(What you have to do): Return the entries verbatim and drop every picture.

◇ ◇ ◇ ◇ ◇

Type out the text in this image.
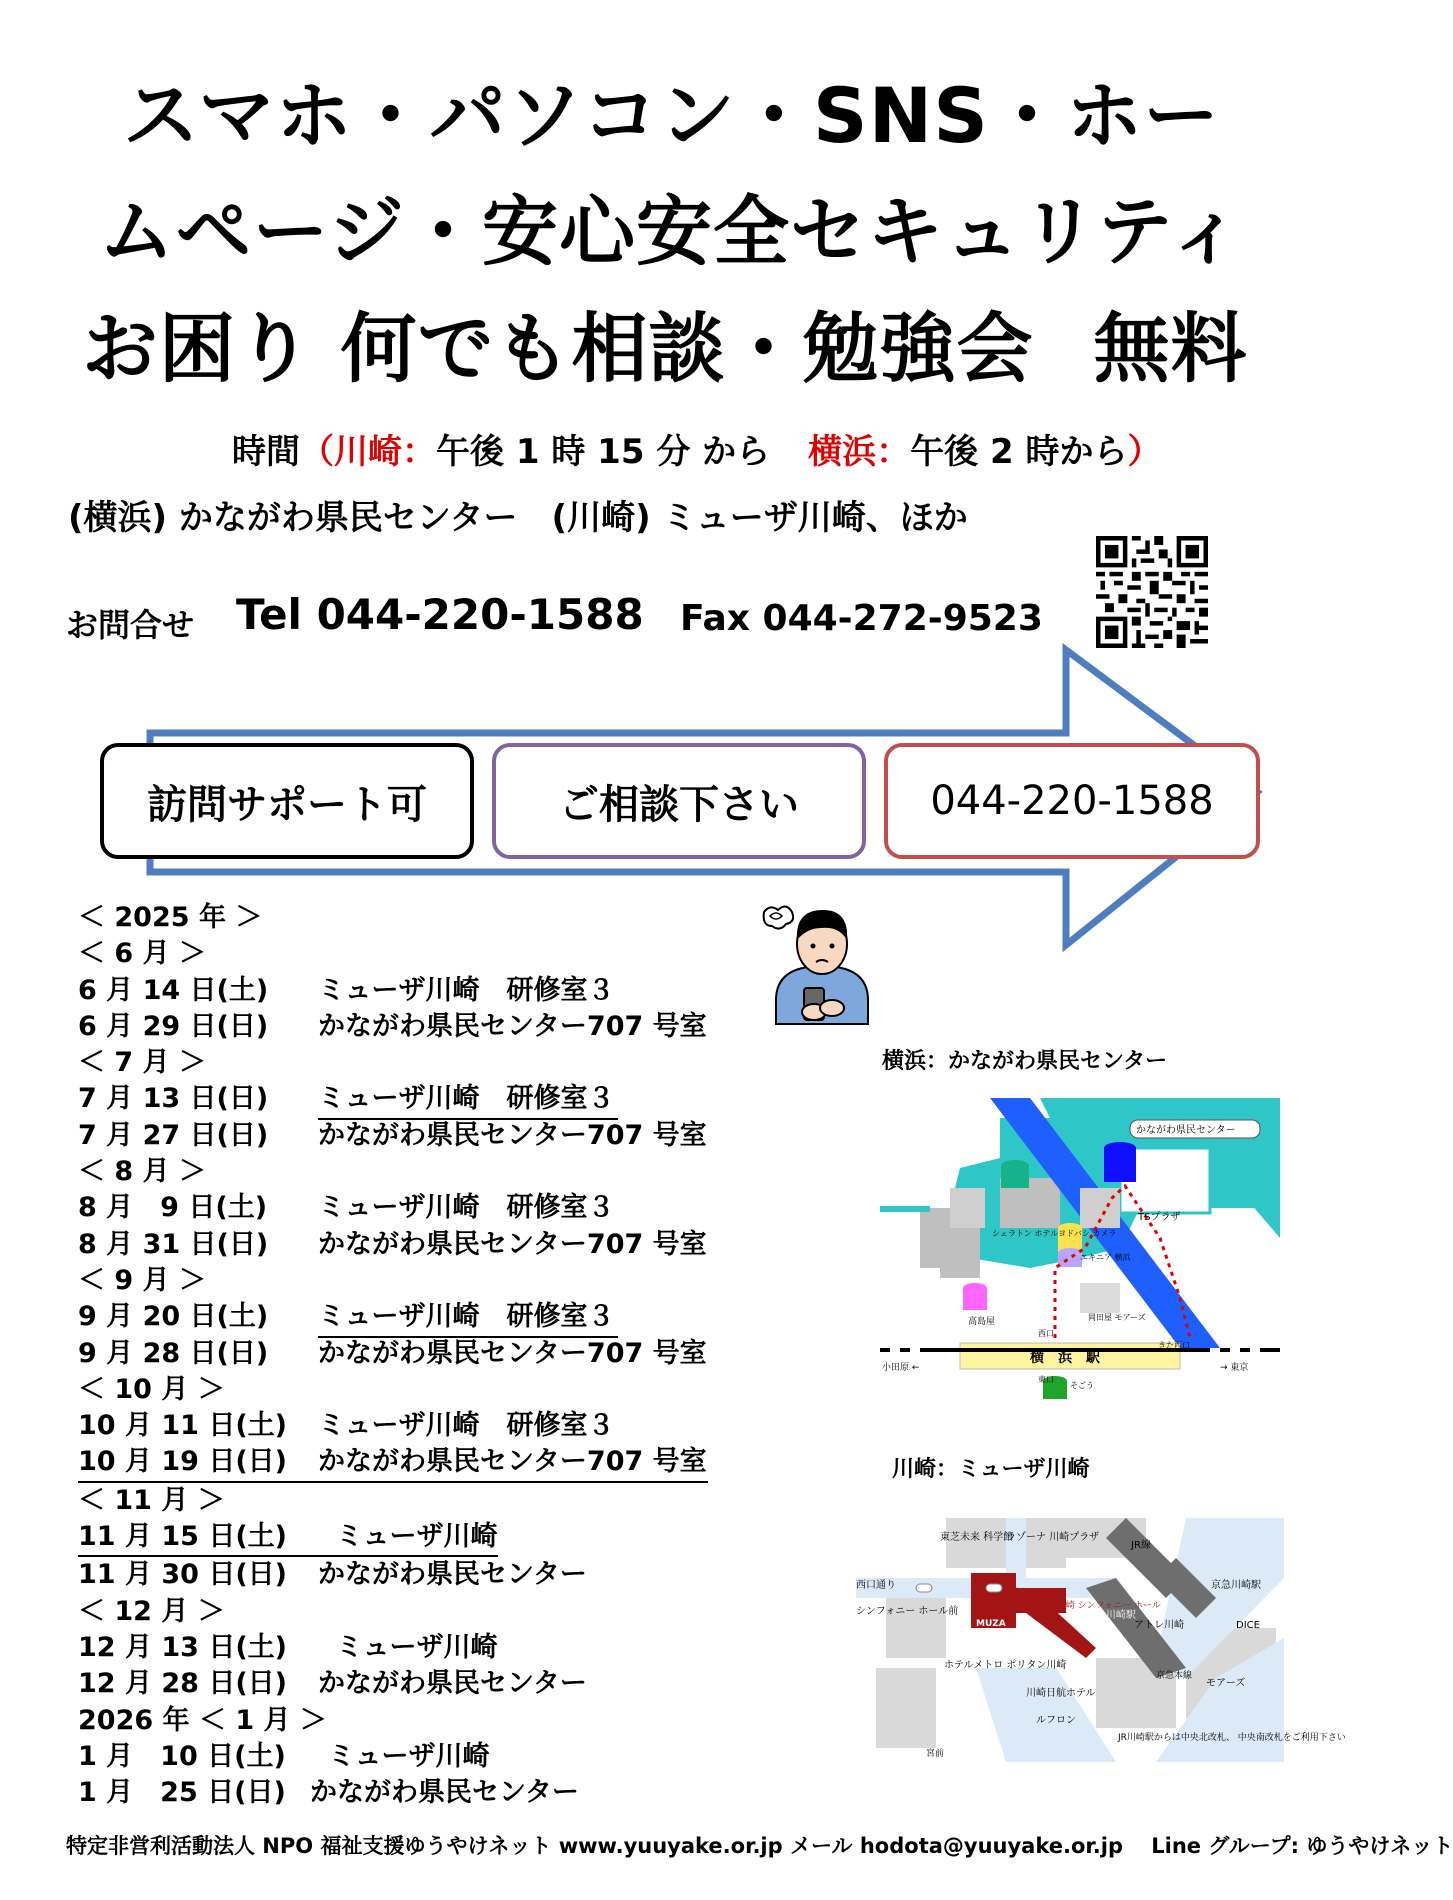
スマホ・パソコン・SNS・ホー
ムページ・安心安全セキュリティ
お困り 何でも相談・勉強会 無料
時間（川崎：午後 1 時 15 分 から 横浜：午後 2 時から）
(横浜) かながわ県民センター　(川崎) ミューザ川崎、ほか
お問合せ Tel 044-220-1588 Fax 044-272-9523
訪問サポート可	ご相談下さい	044-220-1588
＜ 2025 年 ＞
＜ 6 月 ＞
6 月 14 日(土) ミューザ川崎　研修室３
6 月 29 日(日) かながわ県民センター707 号室
＜ 7 月 ＞
7 月 13 日(日) ミューザ川崎　研修室３
7 月 27 日(日) かながわ県民センター707 号室
＜ 8 月 ＞
8 月　9 日(土) ミューザ川崎　研修室３
8 月 31 日(日) かながわ県民センター707 号室
＜ 9 月 ＞
9 月 20 日(土) ミューザ川崎　研修室３
9 月 28 日(日) かながわ県民センター707 号室
＜ 10 月 ＞
10 月 11 日(土) ミューザ川崎　研修室３
10 月 19 日(日) かながわ県民センター707 号室
＜ 11 月 ＞
11 月 15 日(土) ミューザ川崎
11 月 30 日(日) かながわ県民センター
＜ 12 月 ＞
12 月 13 日(土) ミューザ川崎
12 月 28 日(日) かながわ県民センター
2026 年 ＜ 1 月 ＞
1 月　10 日(土) ミューザ川崎
1 月　25 日(日) かながわ県民センター
横浜：かながわ県民センター
かながわ県民センター
TSプラザ
シェラトン ホテル ヨドバシ カメラ
エキニア 横浜
高島屋	岡田屋 モアーズ
西口
東口
そごう
きた西口
横　浜　駅
小田原 ←	→ 東京
川崎：ミューザ川崎
東芝未来 科学館
ラゾーナ 川崎プラザ
JR線
西口通り
シンフォニー ホール前	ミューザ川崎 シンフォニー ホール
MUZA
JR川崎駅
アトレ川崎
京急川崎駅
DICE
京急本線
モアーズ
ホテルメトロ ポリタン川崎
川崎日航ホテル
ルフロン
宮前
JR川崎駅からは中央北改札、 中央南改札をご利用下さい
特定非営利活動法人 NPO 福祉支援ゆうやけネット www.yuuyake.or.jp メール hodota@yuuyake.or.jp　 Line グループ: ゆうやけネット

◇ ◇ ◇ ◇ ◇

(Full solution):
Type out the text in this image.
スマホ・パソコン・SNS・ホー
ムページ・安心安全セキュリティ
お困り 何でも相談・勉強会 無料
時間（川崎：午後 1 時 15 分 から 横浜：午後 2 時から）
(横浜) かながわ県民センター　(川崎) ミューザ川崎、ほか
お問合せ Tel 044-220-1588 Fax 044-272-9523
訪問サポート可	ご相談下さい	044-220-1588
＜ 2025 年 ＞
＜ 6 月 ＞
6 月 14 日(土) ミューザ川崎　研修室３
6 月 29 日(日) かながわ県民センター707 号室
＜ 7 月 ＞
7 月 13 日(日) ミューザ川崎　研修室３
7 月 27 日(日) かながわ県民センター707 号室
＜ 8 月 ＞
8 月　9 日(土) ミューザ川崎　研修室３
8 月 31 日(日) かながわ県民センター707 号室
＜ 9 月 ＞
9 月 20 日(土) ミューザ川崎　研修室３
9 月 28 日(日) かながわ県民センター707 号室
＜ 10 月 ＞
10 月 11 日(土) ミューザ川崎　研修室３
10 月 19 日(日) かながわ県民センター707 号室
＜ 11 月 ＞
11 月 15 日(土) ミューザ川崎
11 月 30 日(日) かながわ県民センター
＜ 12 月 ＞
12 月 13 日(土) ミューザ川崎
12 月 28 日(日) かながわ県民センター
2026 年 ＜ 1 月 ＞
1 月　10 日(土) ミューザ川崎
1 月　25 日(日) かながわ県民センター
横浜：かながわ県民センター
かながわ県民センター
TSプラザ
シェラトン ホテル ヨドバシ カメラ
エキニア 横浜
高島屋	岡田屋 モアーズ
西口
東口
そごう
きた西口
横　浜　駅
小田原 ←	→ 東京
川崎：ミューザ川崎
東芝未来 科学館
ラゾーナ 川崎プラザ
JR線
西口通り
シンフォニー ホール前	ミューザ川崎 シンフォニー ホール
MUZA
JR川崎駅
アトレ川崎
京急川崎駅
DICE
京急本線
モアーズ
ホテルメトロ ポリタン川崎
川崎日航ホテル
ルフロン
宮前
JR川崎駅からは中央北改札、 中央南改札をご利用下さい
特定非営利活動法人 NPO 福祉支援ゆうやけネット www.yuuyake.or.jp メール hodota@yuuyake.or.jp　 Line グループ: ゆうやけネット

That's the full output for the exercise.